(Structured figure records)
## BEGIN

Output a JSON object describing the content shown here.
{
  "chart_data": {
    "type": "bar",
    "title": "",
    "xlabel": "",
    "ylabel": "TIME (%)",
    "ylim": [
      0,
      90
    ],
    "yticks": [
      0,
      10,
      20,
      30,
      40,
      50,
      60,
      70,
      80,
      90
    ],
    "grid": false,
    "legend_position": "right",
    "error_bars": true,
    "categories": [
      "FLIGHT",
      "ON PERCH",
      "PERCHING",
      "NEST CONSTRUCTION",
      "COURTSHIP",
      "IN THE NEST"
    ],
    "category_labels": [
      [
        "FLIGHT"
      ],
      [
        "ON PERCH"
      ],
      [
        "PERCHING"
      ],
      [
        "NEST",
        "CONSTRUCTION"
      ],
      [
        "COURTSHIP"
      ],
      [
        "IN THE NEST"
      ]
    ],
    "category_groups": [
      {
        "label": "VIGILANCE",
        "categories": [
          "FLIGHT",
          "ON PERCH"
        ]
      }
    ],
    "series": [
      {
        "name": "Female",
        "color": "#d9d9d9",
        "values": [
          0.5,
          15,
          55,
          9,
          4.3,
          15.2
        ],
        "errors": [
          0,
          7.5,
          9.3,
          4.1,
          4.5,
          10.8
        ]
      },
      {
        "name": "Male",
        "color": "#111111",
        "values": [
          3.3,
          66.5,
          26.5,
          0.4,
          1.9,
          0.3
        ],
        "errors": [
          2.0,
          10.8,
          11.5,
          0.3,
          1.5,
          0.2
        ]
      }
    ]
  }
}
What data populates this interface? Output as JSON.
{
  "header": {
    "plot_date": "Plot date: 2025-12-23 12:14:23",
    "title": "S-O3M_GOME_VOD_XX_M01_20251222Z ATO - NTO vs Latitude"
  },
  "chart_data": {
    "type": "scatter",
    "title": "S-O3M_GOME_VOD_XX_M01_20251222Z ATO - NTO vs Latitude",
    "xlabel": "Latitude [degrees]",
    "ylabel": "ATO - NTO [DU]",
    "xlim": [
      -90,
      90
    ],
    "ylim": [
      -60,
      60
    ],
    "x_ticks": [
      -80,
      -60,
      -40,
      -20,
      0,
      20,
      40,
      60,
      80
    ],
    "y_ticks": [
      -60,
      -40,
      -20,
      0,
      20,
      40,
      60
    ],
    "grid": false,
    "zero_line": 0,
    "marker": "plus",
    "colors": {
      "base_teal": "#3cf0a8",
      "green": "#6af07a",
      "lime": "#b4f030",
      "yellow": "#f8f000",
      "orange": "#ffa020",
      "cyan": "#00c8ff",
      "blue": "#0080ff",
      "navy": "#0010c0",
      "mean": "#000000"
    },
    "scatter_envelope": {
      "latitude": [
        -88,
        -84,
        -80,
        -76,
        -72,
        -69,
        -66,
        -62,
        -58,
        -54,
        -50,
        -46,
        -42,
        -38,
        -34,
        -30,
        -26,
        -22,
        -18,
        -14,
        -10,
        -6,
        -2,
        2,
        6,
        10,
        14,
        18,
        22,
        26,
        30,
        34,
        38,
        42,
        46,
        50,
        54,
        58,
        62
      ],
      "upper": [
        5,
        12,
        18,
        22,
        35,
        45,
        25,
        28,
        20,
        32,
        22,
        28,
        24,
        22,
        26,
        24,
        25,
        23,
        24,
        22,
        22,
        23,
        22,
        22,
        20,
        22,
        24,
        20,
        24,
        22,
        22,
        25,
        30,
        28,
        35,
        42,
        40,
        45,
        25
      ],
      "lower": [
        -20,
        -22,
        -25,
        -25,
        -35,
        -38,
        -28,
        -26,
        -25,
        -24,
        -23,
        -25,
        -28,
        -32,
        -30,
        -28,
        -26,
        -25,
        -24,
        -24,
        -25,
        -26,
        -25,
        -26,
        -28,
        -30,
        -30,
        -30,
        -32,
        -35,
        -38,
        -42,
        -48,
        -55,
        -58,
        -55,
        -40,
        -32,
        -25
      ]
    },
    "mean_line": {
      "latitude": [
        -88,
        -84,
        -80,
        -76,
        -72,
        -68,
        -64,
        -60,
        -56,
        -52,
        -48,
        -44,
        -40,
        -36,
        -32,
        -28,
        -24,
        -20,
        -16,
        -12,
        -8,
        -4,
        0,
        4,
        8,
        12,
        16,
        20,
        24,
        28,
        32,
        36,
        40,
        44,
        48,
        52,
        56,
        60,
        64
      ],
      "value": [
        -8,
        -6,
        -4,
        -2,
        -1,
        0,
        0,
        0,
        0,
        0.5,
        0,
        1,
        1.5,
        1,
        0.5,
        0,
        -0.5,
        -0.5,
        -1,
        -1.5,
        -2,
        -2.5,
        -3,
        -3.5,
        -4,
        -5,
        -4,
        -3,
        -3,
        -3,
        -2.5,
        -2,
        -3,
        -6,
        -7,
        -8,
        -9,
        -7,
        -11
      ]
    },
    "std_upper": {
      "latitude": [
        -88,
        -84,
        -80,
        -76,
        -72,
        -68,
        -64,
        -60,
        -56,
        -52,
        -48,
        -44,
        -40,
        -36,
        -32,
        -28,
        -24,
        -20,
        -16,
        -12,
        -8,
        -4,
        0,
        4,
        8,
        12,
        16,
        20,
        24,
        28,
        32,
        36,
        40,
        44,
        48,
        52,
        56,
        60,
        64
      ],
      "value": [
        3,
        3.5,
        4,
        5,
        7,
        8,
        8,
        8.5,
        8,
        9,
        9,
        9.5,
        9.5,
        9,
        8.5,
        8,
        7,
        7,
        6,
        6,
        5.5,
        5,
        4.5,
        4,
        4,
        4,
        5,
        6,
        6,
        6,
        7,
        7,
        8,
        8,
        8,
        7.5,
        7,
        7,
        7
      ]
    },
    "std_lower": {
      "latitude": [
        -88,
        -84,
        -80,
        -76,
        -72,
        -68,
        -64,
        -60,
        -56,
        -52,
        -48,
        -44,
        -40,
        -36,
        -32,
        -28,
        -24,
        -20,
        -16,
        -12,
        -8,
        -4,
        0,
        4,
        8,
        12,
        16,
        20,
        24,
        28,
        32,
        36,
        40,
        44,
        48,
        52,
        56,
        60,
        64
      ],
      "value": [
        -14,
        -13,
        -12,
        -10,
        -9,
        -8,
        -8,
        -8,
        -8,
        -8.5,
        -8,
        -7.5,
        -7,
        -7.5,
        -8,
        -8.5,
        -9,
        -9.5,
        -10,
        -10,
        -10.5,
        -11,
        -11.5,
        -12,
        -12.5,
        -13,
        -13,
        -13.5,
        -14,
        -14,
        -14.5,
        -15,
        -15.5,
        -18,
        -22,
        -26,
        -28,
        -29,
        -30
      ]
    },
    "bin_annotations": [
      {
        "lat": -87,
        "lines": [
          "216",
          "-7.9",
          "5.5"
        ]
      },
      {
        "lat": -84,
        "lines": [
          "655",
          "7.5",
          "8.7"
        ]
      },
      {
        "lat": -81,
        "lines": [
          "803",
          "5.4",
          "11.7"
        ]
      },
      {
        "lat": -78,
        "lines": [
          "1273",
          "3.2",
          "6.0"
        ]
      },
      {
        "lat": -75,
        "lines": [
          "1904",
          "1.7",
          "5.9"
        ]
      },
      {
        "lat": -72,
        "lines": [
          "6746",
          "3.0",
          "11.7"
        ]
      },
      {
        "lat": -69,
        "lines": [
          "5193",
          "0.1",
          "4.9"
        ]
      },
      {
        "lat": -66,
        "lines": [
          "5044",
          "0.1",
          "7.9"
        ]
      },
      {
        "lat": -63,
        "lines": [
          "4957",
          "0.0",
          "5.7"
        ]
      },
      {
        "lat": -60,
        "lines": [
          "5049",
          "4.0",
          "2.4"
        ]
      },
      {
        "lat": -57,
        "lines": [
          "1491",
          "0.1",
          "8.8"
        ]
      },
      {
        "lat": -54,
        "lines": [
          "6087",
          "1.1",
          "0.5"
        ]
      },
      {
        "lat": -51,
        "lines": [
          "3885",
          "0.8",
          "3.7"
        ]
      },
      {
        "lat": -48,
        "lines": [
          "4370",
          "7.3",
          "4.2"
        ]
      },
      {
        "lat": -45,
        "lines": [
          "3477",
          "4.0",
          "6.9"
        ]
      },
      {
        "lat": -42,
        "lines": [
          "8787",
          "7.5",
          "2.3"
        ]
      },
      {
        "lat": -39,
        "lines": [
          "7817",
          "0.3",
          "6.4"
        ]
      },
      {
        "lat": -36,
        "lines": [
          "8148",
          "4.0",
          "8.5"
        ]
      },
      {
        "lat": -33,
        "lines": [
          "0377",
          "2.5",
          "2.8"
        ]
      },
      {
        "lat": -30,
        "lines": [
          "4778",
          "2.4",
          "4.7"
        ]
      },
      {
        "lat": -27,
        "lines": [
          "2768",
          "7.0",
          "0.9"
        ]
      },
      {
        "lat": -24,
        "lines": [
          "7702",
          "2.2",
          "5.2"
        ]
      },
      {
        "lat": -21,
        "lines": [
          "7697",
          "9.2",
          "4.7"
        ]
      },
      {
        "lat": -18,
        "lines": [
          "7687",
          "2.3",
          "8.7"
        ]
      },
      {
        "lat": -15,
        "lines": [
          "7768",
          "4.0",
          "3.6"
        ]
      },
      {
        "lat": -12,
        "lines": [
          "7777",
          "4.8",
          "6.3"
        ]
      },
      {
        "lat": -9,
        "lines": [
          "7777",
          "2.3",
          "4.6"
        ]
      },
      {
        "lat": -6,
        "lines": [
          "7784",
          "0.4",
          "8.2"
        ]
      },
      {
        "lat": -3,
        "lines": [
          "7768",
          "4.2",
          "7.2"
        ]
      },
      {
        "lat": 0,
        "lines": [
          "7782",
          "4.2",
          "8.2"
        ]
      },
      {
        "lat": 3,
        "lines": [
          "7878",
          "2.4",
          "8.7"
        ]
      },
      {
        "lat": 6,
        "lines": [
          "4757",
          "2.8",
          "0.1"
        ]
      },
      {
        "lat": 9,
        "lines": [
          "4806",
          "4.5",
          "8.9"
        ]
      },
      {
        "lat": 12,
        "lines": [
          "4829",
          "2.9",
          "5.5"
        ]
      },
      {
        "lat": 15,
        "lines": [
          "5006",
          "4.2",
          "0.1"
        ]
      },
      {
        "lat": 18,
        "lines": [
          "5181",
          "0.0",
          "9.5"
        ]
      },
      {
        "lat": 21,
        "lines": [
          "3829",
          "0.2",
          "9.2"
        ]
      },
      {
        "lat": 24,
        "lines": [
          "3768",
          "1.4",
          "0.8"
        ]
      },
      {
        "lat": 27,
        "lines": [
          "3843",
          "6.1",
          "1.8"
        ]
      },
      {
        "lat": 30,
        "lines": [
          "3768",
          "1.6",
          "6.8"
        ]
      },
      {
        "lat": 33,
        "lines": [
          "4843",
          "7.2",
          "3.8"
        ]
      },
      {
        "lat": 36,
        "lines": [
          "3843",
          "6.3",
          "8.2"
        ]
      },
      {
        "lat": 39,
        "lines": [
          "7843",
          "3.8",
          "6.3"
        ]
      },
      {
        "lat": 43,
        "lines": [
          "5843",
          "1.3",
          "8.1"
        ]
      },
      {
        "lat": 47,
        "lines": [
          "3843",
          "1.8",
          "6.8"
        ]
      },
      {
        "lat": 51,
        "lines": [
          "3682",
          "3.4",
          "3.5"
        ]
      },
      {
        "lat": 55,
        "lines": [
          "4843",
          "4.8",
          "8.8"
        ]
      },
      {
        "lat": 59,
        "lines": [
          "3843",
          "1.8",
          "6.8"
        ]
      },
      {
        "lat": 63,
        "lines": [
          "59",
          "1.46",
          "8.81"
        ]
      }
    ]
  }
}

## END

__PROBLEM STATEMENT__
For each line of the entries that includes "NEST", show that line.

__ANSWER__
      "NEST CONSTRUCTION",
      "IN THE NEST"
        "NEST",
        "IN THE NEST"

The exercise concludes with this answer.